Figure content listings
==============================
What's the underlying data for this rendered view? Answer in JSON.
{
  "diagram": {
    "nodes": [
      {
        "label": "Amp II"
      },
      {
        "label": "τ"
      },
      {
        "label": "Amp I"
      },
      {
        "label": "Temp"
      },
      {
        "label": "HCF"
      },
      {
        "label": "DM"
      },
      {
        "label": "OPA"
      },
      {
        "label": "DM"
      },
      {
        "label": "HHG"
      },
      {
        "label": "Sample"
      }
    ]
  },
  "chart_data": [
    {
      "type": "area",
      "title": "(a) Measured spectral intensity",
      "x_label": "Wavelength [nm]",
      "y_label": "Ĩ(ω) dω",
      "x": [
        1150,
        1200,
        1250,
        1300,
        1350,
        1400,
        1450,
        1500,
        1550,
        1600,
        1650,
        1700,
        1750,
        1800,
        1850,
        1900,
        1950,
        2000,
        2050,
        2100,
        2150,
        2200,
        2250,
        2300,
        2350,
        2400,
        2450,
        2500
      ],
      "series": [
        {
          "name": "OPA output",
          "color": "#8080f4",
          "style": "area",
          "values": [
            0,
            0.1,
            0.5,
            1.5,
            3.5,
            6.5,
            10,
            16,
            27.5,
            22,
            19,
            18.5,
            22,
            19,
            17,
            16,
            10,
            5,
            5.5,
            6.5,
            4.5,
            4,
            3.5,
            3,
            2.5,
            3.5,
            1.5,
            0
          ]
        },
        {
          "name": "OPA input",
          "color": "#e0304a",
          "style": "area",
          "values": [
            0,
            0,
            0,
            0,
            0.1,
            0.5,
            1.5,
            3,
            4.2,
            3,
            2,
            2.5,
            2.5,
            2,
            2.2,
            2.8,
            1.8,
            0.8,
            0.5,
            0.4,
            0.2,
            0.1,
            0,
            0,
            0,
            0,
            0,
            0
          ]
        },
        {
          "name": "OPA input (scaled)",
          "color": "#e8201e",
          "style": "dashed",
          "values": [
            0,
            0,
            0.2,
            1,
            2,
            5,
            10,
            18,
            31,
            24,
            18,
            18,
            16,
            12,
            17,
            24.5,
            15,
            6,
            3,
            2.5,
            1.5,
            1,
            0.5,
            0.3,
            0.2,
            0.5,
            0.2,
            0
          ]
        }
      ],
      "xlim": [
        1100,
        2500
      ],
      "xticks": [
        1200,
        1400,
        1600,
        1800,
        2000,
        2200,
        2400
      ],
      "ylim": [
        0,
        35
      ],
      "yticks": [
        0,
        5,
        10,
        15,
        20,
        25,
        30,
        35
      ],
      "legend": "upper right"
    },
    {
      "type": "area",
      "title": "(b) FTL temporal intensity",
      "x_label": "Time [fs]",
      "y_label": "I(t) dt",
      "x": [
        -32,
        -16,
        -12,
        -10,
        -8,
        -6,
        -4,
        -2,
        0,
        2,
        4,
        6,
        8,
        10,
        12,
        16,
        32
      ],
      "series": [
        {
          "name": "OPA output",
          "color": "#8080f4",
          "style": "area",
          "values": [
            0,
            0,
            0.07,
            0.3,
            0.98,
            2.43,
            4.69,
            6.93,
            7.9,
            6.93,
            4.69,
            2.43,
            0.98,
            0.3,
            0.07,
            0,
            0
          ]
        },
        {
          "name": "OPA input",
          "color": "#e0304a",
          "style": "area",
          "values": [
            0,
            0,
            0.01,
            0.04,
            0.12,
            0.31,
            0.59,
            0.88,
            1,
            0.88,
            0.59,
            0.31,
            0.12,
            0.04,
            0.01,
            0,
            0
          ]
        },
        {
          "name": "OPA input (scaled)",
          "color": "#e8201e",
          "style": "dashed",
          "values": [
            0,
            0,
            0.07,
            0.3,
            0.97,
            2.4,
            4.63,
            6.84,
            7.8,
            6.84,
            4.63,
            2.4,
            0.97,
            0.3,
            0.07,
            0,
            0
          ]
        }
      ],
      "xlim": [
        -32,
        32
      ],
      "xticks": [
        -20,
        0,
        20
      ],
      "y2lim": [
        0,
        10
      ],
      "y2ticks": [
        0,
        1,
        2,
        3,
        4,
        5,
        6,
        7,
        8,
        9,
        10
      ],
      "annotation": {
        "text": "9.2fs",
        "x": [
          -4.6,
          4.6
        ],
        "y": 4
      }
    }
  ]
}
==============================
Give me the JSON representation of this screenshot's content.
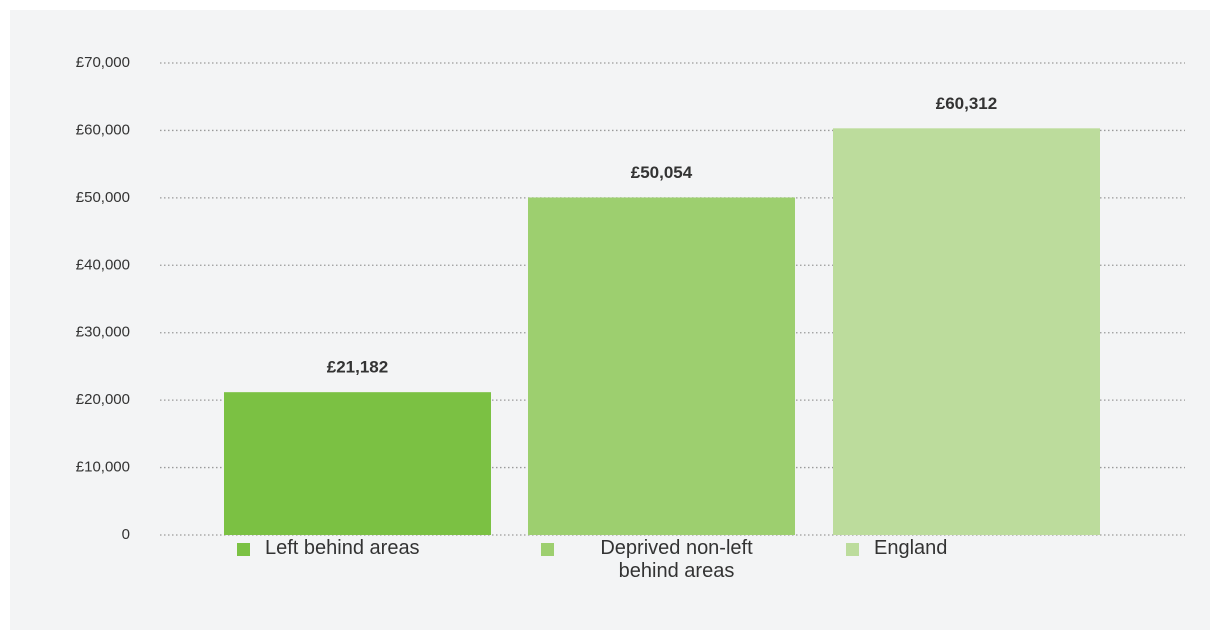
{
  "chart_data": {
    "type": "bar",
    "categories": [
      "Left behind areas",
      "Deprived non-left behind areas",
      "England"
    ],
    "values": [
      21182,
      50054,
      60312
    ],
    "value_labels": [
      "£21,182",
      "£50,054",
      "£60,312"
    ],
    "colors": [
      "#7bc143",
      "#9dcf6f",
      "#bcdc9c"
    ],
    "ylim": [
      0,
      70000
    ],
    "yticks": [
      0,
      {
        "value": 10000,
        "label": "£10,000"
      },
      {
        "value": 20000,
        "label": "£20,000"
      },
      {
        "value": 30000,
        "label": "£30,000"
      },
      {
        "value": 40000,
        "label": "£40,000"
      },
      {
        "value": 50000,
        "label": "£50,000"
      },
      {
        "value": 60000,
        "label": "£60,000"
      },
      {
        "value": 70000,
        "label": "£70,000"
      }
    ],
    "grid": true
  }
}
==============================
Stated task: Filter for "title". Return all lines that hold it.

Exercise answer:
      "title": "(a) Measured spectral intensity",
      "title": "(b) FTL temporal intensity",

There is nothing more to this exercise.